- [EXERCISE]: Only lines holding the string "Astuce" are wanted; copy each one from the material.

Dataset entries:
- - - -

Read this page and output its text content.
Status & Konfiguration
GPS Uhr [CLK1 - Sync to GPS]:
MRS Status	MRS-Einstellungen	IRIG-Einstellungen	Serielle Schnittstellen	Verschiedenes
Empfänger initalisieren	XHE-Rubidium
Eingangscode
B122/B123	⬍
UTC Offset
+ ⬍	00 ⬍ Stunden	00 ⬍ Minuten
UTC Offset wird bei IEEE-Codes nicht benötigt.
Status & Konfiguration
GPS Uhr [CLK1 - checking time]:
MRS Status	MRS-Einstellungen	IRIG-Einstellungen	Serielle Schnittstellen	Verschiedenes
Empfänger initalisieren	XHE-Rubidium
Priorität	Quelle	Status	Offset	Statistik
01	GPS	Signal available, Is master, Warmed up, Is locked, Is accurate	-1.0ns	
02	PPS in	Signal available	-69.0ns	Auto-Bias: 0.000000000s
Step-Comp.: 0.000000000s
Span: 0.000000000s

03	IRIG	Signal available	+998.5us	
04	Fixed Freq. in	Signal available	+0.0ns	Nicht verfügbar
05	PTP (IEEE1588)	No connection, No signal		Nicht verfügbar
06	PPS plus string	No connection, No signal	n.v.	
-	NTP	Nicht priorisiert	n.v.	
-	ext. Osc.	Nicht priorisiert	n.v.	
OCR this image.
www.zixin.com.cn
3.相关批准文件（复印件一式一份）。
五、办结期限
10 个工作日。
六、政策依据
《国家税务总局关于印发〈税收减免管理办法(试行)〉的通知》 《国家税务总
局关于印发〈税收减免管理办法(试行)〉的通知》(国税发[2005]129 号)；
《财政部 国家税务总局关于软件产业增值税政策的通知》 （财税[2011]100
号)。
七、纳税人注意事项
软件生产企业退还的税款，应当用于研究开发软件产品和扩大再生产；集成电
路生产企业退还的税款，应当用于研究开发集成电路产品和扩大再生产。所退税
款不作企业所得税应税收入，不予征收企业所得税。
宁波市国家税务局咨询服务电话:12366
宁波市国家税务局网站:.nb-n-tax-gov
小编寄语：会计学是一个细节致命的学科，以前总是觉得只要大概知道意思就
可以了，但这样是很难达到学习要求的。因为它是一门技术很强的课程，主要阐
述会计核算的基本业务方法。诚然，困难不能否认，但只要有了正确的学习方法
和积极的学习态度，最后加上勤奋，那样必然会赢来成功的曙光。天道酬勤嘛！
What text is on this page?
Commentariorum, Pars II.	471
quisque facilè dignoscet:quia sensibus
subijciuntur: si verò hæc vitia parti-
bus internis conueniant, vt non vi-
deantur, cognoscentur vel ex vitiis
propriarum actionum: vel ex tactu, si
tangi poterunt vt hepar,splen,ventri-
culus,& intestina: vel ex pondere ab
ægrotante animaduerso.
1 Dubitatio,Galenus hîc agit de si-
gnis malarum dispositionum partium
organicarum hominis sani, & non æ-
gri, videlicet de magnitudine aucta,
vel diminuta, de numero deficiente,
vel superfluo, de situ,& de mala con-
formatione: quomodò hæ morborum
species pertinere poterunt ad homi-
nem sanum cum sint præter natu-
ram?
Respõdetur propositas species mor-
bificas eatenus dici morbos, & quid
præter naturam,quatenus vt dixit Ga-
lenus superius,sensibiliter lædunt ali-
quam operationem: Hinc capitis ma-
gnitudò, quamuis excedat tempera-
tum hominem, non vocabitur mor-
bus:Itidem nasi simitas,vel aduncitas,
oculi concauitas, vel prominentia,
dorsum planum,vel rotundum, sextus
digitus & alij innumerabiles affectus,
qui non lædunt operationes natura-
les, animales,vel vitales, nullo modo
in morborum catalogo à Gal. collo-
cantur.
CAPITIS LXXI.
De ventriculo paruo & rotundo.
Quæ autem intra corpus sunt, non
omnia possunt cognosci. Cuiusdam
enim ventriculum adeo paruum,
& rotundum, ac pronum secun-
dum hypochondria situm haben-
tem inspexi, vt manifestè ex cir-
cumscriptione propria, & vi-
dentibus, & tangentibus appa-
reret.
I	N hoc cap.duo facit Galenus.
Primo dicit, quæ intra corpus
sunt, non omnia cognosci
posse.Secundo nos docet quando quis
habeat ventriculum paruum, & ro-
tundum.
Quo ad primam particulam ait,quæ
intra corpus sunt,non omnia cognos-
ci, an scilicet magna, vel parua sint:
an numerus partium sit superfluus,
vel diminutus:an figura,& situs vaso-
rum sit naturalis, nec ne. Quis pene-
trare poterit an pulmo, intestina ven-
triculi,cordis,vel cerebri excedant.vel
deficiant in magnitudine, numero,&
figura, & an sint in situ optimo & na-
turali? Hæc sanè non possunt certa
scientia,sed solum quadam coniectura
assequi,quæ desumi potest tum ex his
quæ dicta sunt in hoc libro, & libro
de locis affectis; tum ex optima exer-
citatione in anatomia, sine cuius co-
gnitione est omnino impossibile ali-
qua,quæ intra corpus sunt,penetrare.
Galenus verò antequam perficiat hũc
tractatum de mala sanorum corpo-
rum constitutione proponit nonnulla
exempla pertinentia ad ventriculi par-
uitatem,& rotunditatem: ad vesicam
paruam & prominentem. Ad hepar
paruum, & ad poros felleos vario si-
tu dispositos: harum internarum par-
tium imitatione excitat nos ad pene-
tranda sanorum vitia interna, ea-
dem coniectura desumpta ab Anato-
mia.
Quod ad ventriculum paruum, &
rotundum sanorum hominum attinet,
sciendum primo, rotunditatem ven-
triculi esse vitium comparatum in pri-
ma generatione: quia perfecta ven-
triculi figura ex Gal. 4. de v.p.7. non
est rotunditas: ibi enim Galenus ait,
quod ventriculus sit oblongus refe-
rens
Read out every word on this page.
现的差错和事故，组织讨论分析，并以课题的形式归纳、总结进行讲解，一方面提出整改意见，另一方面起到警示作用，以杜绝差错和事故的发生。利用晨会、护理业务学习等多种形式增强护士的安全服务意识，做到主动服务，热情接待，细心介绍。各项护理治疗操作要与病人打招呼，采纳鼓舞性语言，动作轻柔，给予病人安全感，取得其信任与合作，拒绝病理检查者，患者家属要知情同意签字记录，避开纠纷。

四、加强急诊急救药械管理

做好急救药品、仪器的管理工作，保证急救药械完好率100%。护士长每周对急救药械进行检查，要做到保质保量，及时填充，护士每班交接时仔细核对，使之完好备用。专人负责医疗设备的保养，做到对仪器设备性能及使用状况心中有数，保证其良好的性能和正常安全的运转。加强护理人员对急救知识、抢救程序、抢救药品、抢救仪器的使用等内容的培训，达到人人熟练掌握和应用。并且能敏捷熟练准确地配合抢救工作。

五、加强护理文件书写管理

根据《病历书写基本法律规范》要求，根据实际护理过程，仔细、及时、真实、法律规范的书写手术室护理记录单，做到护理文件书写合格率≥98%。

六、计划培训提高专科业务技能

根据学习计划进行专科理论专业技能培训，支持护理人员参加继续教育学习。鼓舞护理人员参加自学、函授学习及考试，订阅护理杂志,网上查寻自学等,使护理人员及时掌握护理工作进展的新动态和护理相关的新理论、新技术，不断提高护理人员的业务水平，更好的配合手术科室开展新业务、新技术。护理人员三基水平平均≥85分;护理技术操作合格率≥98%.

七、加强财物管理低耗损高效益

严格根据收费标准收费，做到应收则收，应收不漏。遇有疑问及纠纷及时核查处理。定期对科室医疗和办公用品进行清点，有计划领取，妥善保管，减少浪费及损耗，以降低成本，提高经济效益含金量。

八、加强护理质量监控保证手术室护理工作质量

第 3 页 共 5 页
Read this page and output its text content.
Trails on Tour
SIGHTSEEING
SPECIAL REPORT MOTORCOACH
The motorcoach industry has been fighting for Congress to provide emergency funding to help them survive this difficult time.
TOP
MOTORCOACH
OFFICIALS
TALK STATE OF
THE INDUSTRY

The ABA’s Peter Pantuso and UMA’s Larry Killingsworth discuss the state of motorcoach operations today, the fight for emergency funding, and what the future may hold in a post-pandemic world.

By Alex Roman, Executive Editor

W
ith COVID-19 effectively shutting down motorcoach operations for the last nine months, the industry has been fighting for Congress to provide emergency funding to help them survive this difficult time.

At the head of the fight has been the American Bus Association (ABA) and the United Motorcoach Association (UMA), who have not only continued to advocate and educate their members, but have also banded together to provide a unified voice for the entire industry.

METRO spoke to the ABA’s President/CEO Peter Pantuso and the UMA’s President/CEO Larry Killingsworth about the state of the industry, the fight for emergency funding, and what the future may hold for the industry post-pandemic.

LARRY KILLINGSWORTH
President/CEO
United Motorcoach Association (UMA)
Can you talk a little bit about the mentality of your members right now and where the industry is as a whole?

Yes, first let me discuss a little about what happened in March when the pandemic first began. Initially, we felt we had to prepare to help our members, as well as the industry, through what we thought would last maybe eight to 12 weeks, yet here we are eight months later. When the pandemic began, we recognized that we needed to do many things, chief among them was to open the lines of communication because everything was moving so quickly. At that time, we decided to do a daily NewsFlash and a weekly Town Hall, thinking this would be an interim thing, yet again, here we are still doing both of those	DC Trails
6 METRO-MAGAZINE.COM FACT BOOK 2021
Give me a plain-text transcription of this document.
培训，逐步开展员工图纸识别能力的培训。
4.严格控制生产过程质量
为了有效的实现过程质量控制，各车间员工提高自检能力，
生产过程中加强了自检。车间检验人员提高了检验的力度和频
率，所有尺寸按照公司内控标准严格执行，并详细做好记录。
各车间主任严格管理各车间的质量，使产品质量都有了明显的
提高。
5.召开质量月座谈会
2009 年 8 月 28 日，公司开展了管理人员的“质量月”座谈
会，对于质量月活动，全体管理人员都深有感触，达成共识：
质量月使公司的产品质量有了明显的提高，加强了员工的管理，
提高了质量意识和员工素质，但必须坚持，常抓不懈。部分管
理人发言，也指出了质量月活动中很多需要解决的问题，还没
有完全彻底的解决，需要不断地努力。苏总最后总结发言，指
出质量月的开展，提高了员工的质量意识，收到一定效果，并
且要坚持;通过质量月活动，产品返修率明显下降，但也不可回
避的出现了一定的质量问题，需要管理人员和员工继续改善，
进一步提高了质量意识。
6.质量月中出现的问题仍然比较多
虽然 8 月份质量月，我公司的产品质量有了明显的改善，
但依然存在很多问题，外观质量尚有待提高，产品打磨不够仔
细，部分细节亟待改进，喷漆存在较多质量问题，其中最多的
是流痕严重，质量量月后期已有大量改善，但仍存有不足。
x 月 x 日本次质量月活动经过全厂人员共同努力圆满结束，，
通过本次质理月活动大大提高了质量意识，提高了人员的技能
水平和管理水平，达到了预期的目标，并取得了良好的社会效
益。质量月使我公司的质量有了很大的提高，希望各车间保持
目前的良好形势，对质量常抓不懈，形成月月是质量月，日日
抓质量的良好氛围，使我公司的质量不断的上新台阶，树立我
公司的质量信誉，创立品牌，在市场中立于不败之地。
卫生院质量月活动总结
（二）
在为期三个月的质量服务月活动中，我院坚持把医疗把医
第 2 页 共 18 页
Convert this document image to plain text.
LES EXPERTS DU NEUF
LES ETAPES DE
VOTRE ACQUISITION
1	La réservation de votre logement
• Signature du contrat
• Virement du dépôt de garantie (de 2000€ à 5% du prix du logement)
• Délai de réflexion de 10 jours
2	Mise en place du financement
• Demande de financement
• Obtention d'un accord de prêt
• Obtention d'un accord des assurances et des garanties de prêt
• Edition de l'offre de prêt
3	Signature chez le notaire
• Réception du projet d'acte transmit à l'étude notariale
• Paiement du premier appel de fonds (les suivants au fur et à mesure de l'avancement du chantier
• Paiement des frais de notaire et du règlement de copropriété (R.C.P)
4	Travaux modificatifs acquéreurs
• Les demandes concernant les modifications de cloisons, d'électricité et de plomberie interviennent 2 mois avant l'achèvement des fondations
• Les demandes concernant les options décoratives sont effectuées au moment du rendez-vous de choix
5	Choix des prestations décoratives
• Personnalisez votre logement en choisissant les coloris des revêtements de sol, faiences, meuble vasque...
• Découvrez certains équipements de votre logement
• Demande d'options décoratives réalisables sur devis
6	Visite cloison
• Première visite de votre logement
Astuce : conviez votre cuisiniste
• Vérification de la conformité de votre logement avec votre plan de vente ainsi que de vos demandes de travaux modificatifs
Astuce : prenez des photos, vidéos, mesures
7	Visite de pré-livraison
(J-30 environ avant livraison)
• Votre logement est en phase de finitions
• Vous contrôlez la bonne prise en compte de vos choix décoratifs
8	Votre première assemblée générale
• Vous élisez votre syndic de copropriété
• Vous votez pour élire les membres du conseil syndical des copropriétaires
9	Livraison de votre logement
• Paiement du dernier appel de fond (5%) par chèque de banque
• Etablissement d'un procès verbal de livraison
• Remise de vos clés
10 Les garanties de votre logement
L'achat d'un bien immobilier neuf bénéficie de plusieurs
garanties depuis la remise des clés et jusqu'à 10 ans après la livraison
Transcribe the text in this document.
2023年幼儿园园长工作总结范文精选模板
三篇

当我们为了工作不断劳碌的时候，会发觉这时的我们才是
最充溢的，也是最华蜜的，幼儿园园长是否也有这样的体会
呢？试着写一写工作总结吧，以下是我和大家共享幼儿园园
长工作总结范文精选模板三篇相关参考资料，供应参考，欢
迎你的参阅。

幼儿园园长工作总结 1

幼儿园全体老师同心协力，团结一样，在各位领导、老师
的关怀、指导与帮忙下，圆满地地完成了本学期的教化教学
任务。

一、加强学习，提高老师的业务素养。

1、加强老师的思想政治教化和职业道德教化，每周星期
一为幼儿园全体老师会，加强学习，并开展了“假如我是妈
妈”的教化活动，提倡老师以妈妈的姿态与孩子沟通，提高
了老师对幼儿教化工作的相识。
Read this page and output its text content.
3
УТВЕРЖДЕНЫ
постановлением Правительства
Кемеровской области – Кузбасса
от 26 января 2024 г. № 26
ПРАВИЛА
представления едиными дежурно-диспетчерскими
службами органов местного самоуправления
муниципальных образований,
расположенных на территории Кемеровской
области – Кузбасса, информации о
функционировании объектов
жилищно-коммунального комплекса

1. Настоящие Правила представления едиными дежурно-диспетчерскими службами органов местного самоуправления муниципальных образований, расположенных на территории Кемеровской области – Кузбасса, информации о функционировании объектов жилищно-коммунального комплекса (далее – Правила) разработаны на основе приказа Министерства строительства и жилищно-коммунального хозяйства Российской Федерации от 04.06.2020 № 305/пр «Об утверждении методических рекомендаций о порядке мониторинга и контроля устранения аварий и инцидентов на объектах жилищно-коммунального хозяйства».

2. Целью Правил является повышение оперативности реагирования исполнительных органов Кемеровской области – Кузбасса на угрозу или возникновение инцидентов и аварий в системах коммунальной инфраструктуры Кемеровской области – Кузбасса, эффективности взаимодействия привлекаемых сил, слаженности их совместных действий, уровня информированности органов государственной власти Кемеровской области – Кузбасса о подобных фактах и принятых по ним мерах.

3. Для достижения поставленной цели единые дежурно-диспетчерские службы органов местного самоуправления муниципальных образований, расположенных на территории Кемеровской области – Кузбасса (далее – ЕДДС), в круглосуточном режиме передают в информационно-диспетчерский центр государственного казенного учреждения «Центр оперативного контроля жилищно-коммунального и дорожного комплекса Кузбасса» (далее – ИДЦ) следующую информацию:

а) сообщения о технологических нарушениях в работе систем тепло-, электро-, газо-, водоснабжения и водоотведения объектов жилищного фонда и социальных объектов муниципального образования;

- - - -

- [RESULT OF THIS EXERCISE]:
Astuce : conviez votre cuisiniste
Astuce : prenez des photos, vidéos, mesures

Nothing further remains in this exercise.